**INSTRUCTIONS FOR THE TASK**
In the records that follow, show each line where the word "Market" is present.

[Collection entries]
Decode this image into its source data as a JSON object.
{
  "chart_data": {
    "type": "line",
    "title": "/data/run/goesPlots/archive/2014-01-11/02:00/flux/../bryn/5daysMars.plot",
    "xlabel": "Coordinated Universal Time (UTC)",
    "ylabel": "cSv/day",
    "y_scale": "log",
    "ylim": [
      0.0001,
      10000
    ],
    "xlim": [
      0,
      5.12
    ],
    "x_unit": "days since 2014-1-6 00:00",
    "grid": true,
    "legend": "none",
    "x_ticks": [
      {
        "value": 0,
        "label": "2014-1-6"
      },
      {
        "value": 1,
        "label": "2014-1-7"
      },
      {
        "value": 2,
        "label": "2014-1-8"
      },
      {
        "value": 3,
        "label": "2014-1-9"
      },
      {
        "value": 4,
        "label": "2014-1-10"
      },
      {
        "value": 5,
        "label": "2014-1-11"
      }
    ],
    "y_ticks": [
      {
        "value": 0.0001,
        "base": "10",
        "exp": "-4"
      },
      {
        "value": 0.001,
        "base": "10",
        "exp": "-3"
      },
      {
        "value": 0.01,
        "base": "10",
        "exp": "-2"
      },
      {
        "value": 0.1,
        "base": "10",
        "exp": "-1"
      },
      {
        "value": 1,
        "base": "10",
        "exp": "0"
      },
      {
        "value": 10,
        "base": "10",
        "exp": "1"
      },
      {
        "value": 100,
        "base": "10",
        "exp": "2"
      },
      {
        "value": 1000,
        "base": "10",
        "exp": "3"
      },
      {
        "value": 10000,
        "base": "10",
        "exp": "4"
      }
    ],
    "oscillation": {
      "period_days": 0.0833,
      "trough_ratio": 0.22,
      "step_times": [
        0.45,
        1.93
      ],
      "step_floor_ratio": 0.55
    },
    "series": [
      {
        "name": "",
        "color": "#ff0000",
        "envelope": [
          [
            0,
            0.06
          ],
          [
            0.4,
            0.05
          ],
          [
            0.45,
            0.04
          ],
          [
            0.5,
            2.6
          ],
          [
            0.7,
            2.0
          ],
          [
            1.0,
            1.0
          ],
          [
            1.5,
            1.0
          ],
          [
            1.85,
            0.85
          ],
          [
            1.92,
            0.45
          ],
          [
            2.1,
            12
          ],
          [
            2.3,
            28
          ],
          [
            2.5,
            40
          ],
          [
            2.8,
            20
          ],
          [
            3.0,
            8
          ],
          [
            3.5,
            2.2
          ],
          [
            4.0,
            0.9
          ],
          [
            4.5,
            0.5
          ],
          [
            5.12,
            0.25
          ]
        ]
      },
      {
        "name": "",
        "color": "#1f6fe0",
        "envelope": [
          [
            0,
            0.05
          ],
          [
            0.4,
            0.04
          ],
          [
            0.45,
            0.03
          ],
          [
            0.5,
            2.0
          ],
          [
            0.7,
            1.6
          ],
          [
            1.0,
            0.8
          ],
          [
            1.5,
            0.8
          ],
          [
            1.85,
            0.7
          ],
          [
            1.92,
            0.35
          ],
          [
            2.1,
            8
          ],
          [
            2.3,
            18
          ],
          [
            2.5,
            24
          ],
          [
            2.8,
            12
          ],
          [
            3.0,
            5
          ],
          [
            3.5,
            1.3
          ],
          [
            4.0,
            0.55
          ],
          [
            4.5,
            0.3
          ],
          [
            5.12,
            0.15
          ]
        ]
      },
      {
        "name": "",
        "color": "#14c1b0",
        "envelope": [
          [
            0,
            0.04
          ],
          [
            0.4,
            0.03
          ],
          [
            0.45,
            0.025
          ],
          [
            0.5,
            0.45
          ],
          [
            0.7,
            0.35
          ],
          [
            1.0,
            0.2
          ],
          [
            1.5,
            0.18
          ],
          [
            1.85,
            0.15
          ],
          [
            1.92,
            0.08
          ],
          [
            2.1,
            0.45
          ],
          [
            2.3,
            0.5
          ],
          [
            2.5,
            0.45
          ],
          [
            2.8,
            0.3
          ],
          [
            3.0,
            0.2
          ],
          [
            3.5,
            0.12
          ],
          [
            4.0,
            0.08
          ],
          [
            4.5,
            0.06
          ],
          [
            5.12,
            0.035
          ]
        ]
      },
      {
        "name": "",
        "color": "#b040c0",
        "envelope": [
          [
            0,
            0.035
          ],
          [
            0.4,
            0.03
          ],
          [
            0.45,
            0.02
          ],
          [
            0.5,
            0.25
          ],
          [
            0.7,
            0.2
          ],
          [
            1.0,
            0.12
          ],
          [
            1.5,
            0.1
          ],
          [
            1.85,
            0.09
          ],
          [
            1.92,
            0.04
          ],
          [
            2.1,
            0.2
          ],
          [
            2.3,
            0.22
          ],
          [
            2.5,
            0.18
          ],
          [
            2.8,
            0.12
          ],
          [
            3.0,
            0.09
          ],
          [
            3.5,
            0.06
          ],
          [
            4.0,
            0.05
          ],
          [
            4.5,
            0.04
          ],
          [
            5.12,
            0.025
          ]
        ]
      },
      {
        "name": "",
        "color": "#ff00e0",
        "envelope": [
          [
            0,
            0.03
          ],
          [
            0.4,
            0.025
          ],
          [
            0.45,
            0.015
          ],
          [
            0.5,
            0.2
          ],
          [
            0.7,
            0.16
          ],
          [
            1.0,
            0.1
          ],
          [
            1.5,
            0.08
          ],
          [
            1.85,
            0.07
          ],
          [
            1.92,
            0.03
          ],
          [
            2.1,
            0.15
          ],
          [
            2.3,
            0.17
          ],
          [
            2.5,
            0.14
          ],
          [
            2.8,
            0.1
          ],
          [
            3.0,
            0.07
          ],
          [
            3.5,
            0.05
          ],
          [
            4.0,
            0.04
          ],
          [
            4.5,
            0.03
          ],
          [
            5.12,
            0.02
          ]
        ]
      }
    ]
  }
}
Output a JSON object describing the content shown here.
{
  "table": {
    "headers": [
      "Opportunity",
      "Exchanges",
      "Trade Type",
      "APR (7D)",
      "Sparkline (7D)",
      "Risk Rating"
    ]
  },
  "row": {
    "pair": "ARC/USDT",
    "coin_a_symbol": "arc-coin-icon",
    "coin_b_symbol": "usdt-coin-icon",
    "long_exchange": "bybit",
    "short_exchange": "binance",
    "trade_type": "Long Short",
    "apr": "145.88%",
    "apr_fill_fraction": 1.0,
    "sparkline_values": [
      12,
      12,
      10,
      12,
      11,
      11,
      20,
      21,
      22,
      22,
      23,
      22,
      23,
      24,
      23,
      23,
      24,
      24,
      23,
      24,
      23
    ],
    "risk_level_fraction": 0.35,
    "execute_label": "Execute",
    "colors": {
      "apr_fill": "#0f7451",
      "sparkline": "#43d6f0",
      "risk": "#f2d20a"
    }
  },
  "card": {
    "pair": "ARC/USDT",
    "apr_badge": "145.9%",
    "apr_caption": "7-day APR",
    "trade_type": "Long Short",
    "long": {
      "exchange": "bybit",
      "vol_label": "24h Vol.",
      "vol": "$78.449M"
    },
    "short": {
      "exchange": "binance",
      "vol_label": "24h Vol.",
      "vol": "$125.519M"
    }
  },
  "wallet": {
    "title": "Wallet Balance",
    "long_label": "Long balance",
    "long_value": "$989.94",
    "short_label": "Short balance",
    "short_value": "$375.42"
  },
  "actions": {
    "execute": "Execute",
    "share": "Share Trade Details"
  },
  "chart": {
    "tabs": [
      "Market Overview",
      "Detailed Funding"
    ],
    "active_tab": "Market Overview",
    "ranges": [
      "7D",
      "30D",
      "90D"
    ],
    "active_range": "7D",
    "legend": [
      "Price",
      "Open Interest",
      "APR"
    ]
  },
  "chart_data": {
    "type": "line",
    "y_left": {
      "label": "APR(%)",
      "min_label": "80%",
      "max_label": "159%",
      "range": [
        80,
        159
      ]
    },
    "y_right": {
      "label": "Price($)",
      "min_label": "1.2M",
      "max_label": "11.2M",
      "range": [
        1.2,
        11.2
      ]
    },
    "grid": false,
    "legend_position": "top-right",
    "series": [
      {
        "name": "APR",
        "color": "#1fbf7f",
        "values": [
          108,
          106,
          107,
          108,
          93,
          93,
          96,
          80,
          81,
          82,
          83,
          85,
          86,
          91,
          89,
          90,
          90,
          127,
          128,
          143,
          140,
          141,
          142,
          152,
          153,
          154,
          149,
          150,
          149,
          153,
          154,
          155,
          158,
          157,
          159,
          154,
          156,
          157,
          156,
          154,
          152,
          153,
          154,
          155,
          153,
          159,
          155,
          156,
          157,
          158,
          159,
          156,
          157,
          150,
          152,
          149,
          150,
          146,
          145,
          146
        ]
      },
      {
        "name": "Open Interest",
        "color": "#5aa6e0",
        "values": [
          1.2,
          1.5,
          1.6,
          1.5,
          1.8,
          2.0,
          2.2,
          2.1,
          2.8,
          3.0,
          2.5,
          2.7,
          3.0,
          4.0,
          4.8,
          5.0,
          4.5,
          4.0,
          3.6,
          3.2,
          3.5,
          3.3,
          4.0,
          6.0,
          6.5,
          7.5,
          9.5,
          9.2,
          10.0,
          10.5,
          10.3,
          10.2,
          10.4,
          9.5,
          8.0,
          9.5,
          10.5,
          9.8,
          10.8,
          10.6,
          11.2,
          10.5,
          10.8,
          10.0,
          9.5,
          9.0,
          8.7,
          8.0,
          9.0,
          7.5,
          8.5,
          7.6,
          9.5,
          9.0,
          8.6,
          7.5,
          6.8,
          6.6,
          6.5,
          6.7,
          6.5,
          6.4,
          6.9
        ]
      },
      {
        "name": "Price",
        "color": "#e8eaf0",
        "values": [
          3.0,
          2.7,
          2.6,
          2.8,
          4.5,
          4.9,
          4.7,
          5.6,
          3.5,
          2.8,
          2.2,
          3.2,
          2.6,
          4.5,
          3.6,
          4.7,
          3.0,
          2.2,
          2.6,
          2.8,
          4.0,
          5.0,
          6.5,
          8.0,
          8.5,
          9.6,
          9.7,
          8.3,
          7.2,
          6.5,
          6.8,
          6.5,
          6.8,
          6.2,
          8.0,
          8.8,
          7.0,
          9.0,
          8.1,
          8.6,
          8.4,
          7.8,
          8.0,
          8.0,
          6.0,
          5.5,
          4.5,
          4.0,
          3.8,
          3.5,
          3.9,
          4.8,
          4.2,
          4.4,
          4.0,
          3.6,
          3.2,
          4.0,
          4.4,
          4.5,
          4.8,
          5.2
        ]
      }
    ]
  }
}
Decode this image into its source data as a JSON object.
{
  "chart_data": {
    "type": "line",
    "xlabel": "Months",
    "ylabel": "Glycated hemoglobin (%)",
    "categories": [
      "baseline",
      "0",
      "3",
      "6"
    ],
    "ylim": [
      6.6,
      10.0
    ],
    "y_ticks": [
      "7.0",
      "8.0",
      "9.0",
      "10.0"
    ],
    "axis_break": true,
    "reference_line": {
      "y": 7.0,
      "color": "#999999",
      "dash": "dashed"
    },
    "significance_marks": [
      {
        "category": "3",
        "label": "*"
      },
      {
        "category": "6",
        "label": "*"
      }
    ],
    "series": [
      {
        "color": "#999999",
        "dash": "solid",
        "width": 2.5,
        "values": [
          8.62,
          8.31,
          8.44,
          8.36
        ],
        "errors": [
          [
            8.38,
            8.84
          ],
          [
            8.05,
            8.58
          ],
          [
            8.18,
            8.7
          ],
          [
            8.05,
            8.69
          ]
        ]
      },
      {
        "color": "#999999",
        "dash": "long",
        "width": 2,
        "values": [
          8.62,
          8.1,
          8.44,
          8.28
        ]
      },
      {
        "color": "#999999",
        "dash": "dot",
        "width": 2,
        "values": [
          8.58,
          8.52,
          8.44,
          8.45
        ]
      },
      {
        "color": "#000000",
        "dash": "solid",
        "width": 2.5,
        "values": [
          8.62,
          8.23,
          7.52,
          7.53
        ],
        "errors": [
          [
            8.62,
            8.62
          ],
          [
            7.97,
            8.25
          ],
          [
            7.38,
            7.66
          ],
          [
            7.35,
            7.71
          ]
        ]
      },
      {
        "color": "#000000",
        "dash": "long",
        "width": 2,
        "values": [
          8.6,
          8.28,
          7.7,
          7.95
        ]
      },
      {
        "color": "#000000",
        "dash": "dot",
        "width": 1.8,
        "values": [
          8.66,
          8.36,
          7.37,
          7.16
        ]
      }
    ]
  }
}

**RESULT**
      "Market Overview",
    "active_tab": "Market Overview",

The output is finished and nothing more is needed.